[start of Dataset rows]

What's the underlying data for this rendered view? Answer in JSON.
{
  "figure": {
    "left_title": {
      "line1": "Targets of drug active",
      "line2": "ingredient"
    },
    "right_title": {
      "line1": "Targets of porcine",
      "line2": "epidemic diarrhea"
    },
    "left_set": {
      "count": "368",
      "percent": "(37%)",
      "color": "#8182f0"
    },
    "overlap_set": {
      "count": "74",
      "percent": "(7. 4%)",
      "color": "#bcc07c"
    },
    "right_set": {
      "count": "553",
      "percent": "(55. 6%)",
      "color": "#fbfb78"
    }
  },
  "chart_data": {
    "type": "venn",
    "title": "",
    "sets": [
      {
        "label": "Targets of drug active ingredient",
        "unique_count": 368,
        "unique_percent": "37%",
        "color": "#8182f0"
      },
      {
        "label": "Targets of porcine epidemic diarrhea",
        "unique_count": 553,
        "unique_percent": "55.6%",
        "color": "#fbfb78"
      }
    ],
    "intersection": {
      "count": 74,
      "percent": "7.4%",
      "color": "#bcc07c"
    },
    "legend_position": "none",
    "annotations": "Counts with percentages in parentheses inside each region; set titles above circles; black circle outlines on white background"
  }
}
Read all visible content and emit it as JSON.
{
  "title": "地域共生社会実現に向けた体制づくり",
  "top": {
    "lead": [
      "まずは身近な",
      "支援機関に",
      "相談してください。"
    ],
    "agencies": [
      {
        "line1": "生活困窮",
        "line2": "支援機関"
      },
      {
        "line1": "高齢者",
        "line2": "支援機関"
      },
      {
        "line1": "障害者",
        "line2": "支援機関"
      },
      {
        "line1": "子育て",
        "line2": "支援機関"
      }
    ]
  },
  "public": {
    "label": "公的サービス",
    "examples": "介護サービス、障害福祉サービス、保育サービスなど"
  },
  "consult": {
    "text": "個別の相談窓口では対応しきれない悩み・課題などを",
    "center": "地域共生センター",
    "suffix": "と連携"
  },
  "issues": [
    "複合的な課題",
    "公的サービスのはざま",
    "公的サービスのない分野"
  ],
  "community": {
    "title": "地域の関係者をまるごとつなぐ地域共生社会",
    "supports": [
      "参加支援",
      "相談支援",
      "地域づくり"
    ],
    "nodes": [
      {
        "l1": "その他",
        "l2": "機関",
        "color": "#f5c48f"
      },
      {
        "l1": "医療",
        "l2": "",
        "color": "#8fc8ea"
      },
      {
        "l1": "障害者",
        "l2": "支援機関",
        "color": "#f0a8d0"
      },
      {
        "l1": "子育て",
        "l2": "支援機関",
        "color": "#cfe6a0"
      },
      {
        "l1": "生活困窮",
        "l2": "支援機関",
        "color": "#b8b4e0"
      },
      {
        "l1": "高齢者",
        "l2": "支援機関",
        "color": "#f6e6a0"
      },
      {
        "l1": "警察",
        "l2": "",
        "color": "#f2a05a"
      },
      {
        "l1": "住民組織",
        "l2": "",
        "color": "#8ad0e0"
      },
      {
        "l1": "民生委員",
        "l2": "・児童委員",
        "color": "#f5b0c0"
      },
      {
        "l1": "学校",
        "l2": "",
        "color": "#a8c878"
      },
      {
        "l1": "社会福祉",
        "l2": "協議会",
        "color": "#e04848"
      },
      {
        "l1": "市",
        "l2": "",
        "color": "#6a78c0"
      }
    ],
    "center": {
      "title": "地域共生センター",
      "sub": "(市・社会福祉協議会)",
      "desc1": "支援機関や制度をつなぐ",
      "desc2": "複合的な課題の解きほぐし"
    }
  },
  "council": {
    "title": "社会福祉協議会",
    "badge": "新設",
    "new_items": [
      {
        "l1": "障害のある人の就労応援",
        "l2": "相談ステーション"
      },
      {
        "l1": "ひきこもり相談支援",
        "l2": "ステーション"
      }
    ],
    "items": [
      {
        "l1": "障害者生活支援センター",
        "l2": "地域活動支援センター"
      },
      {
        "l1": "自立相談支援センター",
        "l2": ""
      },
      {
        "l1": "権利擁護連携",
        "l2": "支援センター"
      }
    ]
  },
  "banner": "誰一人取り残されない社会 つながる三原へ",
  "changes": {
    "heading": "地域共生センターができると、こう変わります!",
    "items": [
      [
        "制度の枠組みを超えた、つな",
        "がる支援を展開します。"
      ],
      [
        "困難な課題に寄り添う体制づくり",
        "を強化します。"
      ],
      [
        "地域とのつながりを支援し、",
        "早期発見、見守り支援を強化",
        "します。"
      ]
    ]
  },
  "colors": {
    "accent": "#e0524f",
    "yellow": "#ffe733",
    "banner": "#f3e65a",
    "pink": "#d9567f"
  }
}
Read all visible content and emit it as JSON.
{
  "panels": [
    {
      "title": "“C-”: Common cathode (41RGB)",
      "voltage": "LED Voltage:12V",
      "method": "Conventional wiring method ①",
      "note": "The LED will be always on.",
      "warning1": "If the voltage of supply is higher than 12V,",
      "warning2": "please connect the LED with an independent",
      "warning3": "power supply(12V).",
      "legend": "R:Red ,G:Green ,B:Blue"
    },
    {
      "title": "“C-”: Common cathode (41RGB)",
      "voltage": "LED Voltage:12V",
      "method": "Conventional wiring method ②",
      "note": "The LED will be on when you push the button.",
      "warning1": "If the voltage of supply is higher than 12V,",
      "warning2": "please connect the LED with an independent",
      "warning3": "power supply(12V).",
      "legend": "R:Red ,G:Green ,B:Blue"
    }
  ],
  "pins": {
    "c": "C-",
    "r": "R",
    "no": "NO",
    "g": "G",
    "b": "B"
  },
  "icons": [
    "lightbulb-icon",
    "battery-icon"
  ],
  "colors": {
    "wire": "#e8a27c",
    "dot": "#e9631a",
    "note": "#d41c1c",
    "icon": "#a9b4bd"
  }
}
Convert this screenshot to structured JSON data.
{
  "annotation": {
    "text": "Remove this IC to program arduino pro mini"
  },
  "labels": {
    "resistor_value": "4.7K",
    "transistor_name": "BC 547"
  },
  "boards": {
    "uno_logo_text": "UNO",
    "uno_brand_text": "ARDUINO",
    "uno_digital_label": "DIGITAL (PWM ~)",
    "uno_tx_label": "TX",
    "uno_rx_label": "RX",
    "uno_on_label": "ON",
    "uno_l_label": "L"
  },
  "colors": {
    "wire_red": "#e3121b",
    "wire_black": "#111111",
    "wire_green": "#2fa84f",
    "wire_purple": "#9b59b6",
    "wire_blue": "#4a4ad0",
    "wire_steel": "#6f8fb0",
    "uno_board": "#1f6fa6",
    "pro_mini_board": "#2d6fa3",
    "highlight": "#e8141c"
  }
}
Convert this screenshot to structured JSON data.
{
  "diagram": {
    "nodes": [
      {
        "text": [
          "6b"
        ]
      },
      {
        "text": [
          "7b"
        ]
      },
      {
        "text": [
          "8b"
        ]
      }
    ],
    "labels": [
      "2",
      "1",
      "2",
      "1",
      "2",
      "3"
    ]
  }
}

[end of Dataset rows]

Write out the material exactly as given.

Solution for this task:
What's the underlying data for this rendered view? Answer in JSON.
{
  "figure": {
    "left_title": {
      "line1": "Targets of drug active",
      "line2": "ingredient"
    },
    "right_title": {
      "line1": "Targets of porcine",
      "line2": "epidemic diarrhea"
    },
    "left_set": {
      "count": "368",
      "percent": "(37%)",
      "color": "#8182f0"
    },
    "overlap_set": {
      "count": "74",
      "percent": "(7. 4%)",
      "color": "#bcc07c"
    },
    "right_set": {
      "count": "553",
      "percent": "(55. 6%)",
      "color": "#fbfb78"
    }
  },
  "chart_data": {
    "type": "venn",
    "title": "",
    "sets": [
      {
        "label": "Targets of drug active ingredient",
        "unique_count": 368,
        "unique_percent": "37%",
        "color": "#8182f0"
      },
      {
        "label": "Targets of porcine epidemic diarrhea",
        "unique_count": 553,
        "unique_percent": "55.6%",
        "color": "#fbfb78"
      }
    ],
    "intersection": {
      "count": 74,
      "percent": "7.4%",
      "color": "#bcc07c"
    },
    "legend_position": "none",
    "annotations": "Counts with percentages in parentheses inside each region; set titles above circles; black circle outlines on white background"
  }
}
Read all visible content and emit it as JSON.
{
  "title": "地域共生社会実現に向けた体制づくり",
  "top": {
    "lead": [
      "まずは身近な",
      "支援機関に",
      "相談してください。"
    ],
    "agencies": [
      {
        "line1": "生活困窮",
        "line2": "支援機関"
      },
      {
        "line1": "高齢者",
        "line2": "支援機関"
      },
      {
        "line1": "障害者",
        "line2": "支援機関"
      },
      {
        "line1": "子育て",
        "line2": "支援機関"
      }
    ]
  },
  "public": {
    "label": "公的サービス",
    "examples": "介護サービス、障害福祉サービス、保育サービスなど"
  },
  "consult": {
    "text": "個別の相談窓口では対応しきれない悩み・課題などを",
    "center": "地域共生センター",
    "suffix": "と連携"
  },
  "issues": [
    "複合的な課題",
    "公的サービスのはざま",
    "公的サービスのない分野"
  ],
  "community": {
    "title": "地域の関係者をまるごとつなぐ地域共生社会",
    "supports": [
      "参加支援",
      "相談支援",
      "地域づくり"
    ],
    "nodes": [
      {
        "l1": "その他",
        "l2": "機関",
        "color": "#f5c48f"
      },
      {
        "l1": "医療",
        "l2": "",
        "color": "#8fc8ea"
      },
      {
        "l1": "障害者",
        "l2": "支援機関",
        "color": "#f0a8d0"
      },
      {
        "l1": "子育て",
        "l2": "支援機関",
        "color": "#cfe6a0"
      },
      {
        "l1": "生活困窮",
        "l2": "支援機関",
        "color": "#b8b4e0"
      },
      {
        "l1": "高齢者",
        "l2": "支援機関",
        "color": "#f6e6a0"
      },
      {
        "l1": "警察",
        "l2": "",
        "color": "#f2a05a"
      },
      {
        "l1": "住民組織",
        "l2": "",
        "color": "#8ad0e0"
      },
      {
        "l1": "民生委員",
        "l2": "・児童委員",
        "color": "#f5b0c0"
      },
      {
        "l1": "学校",
        "l2": "",
        "color": "#a8c878"
      },
      {
        "l1": "社会福祉",
        "l2": "協議会",
        "color": "#e04848"
      },
      {
        "l1": "市",
        "l2": "",
        "color": "#6a78c0"
      }
    ],
    "center": {
      "title": "地域共生センター",
      "sub": "(市・社会福祉協議会)",
      "desc1": "支援機関や制度をつなぐ",
      "desc2": "複合的な課題の解きほぐし"
    }
  },
  "council": {
    "title": "社会福祉協議会",
    "badge": "新設",
    "new_items": [
      {
        "l1": "障害のある人の就労応援",
        "l2": "相談ステーション"
      },
      {
        "l1": "ひきこもり相談支援",
        "l2": "ステーション"
      }
    ],
    "items": [
      {
        "l1": "障害者生活支援センター",
        "l2": "地域活動支援センター"
      },
      {
        "l1": "自立相談支援センター",
        "l2": ""
      },
      {
        "l1": "権利擁護連携",
        "l2": "支援センター"
      }
    ]
  },
  "banner": "誰一人取り残されない社会 つながる三原へ",
  "changes": {
    "heading": "地域共生センターができると、こう変わります!",
    "items": [
      [
        "制度の枠組みを超えた、つな",
        "がる支援を展開します。"
      ],
      [
        "困難な課題に寄り添う体制づくり",
        "を強化します。"
      ],
      [
        "地域とのつながりを支援し、",
        "早期発見、見守り支援を強化",
        "します。"
      ]
    ]
  },
  "colors": {
    "accent": "#e0524f",
    "yellow": "#ffe733",
    "banner": "#f3e65a",
    "pink": "#d9567f"
  }
}
Read all visible content and emit it as JSON.
{
  "panels": [
    {
      "title": "“C-”: Common cathode (41RGB)",
      "voltage": "LED Voltage:12V",
      "method": "Conventional wiring method ①",
      "note": "The LED will be always on.",
      "warning1": "If the voltage of supply is higher than 12V,",
      "warning2": "please connect the LED with an independent",
      "warning3": "power supply(12V).",
      "legend": "R:Red ,G:Green ,B:Blue"
    },
    {
      "title": "“C-”: Common cathode (41RGB)",
      "voltage": "LED Voltage:12V",
      "method": "Conventional wiring method ②",
      "note": "The LED will be on when you push the button.",
      "warning1": "If the voltage of supply is higher than 12V,",
      "warning2": "please connect the LED with an independent",
      "warning3": "power supply(12V).",
      "legend": "R:Red ,G:Green ,B:Blue"
    }
  ],
  "pins": {
    "c": "C-",
    "r": "R",
    "no": "NO",
    "g": "G",
    "b": "B"
  },
  "icons": [
    "lightbulb-icon",
    "battery-icon"
  ],
  "colors": {
    "wire": "#e8a27c",
    "dot": "#e9631a",
    "note": "#d41c1c",
    "icon": "#a9b4bd"
  }
}
Convert this screenshot to structured JSON data.
{
  "annotation": {
    "text": "Remove this IC to program arduino pro mini"
  },
  "labels": {
    "resistor_value": "4.7K",
    "transistor_name": "BC 547"
  },
  "boards": {
    "uno_logo_text": "UNO",
    "uno_brand_text": "ARDUINO",
    "uno_digital_label": "DIGITAL (PWM ~)",
    "uno_tx_label": "TX",
    "uno_rx_label": "RX",
    "uno_on_label": "ON",
    "uno_l_label": "L"
  },
  "colors": {
    "wire_red": "#e3121b",
    "wire_black": "#111111",
    "wire_green": "#2fa84f",
    "wire_purple": "#9b59b6",
    "wire_blue": "#4a4ad0",
    "wire_steel": "#6f8fb0",
    "uno_board": "#1f6fa6",
    "pro_mini_board": "#2d6fa3",
    "highlight": "#e8141c"
  }
}
Convert this screenshot to structured JSON data.
{
  "diagram": {
    "nodes": [
      {
        "text": [
          "6b"
        ]
      },
      {
        "text": [
          "7b"
        ]
      },
      {
        "text": [
          "8b"
        ]
      }
    ],
    "labels": [
      "2",
      "1",
      "2",
      "1",
      "2",
      "3"
    ]
  }
}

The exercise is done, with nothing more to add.